Recorded data
______________________________

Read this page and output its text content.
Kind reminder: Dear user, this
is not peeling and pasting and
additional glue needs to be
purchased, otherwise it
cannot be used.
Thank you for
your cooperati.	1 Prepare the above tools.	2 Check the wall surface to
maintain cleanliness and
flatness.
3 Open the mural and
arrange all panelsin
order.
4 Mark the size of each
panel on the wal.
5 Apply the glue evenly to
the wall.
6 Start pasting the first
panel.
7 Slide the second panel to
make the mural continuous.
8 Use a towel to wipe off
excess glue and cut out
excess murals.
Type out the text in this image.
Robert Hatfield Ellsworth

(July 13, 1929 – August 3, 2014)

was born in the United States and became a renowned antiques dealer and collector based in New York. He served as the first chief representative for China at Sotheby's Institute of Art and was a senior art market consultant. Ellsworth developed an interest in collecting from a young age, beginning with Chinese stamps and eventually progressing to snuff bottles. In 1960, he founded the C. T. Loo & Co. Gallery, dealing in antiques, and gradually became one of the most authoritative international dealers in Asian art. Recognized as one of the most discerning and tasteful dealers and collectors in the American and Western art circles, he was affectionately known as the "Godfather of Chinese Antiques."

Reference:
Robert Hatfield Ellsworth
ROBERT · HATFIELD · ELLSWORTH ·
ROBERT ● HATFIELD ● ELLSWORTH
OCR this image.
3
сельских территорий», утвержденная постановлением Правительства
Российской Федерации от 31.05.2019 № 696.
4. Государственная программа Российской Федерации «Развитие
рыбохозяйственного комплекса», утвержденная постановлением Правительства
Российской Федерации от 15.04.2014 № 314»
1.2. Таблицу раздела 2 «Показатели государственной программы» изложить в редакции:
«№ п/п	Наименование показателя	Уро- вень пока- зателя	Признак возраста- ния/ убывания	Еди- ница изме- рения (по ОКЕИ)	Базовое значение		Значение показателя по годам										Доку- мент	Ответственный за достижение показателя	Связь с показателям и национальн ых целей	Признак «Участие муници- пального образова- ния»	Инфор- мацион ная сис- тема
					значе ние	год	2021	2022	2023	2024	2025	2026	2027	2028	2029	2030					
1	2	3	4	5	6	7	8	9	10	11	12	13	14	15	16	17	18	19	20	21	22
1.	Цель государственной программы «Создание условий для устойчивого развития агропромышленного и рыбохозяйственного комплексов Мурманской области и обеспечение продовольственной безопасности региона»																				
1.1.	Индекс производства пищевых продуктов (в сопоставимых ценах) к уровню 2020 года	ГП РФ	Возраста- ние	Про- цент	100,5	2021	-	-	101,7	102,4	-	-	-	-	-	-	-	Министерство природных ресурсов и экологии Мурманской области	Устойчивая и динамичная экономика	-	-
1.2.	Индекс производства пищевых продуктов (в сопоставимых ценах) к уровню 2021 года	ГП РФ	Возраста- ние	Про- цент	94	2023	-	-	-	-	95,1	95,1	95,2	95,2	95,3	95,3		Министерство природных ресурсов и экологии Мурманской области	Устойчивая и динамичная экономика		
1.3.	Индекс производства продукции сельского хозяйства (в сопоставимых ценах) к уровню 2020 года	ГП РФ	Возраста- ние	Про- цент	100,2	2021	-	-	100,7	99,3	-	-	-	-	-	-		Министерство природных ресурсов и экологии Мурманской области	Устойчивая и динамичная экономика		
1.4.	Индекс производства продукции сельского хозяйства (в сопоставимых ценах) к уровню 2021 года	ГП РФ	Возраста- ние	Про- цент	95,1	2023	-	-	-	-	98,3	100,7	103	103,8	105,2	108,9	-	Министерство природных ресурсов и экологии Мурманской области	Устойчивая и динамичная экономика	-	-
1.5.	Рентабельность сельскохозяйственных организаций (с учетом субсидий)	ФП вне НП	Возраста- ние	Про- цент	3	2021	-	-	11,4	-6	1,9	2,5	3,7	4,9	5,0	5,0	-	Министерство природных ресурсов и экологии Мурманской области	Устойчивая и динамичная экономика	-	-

______________________________

[Set task]: Output the full listing without altering anything.

[The solution]:
Read this page and output its text content.
Kind reminder: Dear user, this
is not peeling and pasting and
additional glue needs to be
purchased, otherwise it
cannot be used.
Thank you for
your cooperati.	1 Prepare the above tools.	2 Check the wall surface to
maintain cleanliness and
flatness.
3 Open the mural and
arrange all panelsin
order.
4 Mark the size of each
panel on the wal.
5 Apply the glue evenly to
the wall.
6 Start pasting the first
panel.
7 Slide the second panel to
make the mural continuous.
8 Use a towel to wipe off
excess glue and cut out
excess murals.
Type out the text in this image.
Robert Hatfield Ellsworth

(July 13, 1929 – August 3, 2014)

was born in the United States and became a renowned antiques dealer and collector based in New York. He served as the first chief representative for China at Sotheby's Institute of Art and was a senior art market consultant. Ellsworth developed an interest in collecting from a young age, beginning with Chinese stamps and eventually progressing to snuff bottles. In 1960, he founded the C. T. Loo & Co. Gallery, dealing in antiques, and gradually became one of the most authoritative international dealers in Asian art. Recognized as one of the most discerning and tasteful dealers and collectors in the American and Western art circles, he was affectionately known as the "Godfather of Chinese Antiques."

Reference:
Robert Hatfield Ellsworth
ROBERT · HATFIELD · ELLSWORTH ·
ROBERT ● HATFIELD ● ELLSWORTH
OCR this image.
3
сельских территорий», утвержденная постановлением Правительства
Российской Федерации от 31.05.2019 № 696.
4. Государственная программа Российской Федерации «Развитие
рыбохозяйственного комплекса», утвержденная постановлением Правительства
Российской Федерации от 15.04.2014 № 314»
1.2. Таблицу раздела 2 «Показатели государственной программы» изложить в редакции:
«№ п/п	Наименование показателя	Уро- вень пока- зателя	Признак возраста- ния/ убывания	Еди- ница изме- рения (по ОКЕИ)	Базовое значение		Значение показателя по годам										Доку- мент	Ответственный за достижение показателя	Связь с показателям и национальн ых целей	Признак «Участие муници- пального образова- ния»	Инфор- мацион ная сис- тема
					значе ние	год	2021	2022	2023	2024	2025	2026	2027	2028	2029	2030					
1	2	3	4	5	6	7	8	9	10	11	12	13	14	15	16	17	18	19	20	21	22
1.	Цель государственной программы «Создание условий для устойчивого развития агропромышленного и рыбохозяйственного комплексов Мурманской области и обеспечение продовольственной безопасности региона»																				
1.1.	Индекс производства пищевых продуктов (в сопоставимых ценах) к уровню 2020 года	ГП РФ	Возраста- ние	Про- цент	100,5	2021	-	-	101,7	102,4	-	-	-	-	-	-	-	Министерство природных ресурсов и экологии Мурманской области	Устойчивая и динамичная экономика	-	-
1.2.	Индекс производства пищевых продуктов (в сопоставимых ценах) к уровню 2021 года	ГП РФ	Возраста- ние	Про- цент	94	2023	-	-	-	-	95,1	95,1	95,2	95,2	95,3	95,3		Министерство природных ресурсов и экологии Мурманской области	Устойчивая и динамичная экономика		
1.3.	Индекс производства продукции сельского хозяйства (в сопоставимых ценах) к уровню 2020 года	ГП РФ	Возраста- ние	Про- цент	100,2	2021	-	-	100,7	99,3	-	-	-	-	-	-		Министерство природных ресурсов и экологии Мурманской области	Устойчивая и динамичная экономика		
1.4.	Индекс производства продукции сельского хозяйства (в сопоставимых ценах) к уровню 2021 года	ГП РФ	Возраста- ние	Про- цент	95,1	2023	-	-	-	-	98,3	100,7	103	103,8	105,2	108,9	-	Министерство природных ресурсов и экологии Мурманской области	Устойчивая и динамичная экономика	-	-
1.5.	Рентабельность сельскохозяйственных организаций (с учетом субсидий)	ФП вне НП	Возраста- ние	Про- цент	3	2021	-	-	11,4	-6	1,9	2,5	3,7	4,9	5,0	5,0	-	Министерство природных ресурсов и экологии Мурманской области	Устойчивая и динамичная экономика	-	-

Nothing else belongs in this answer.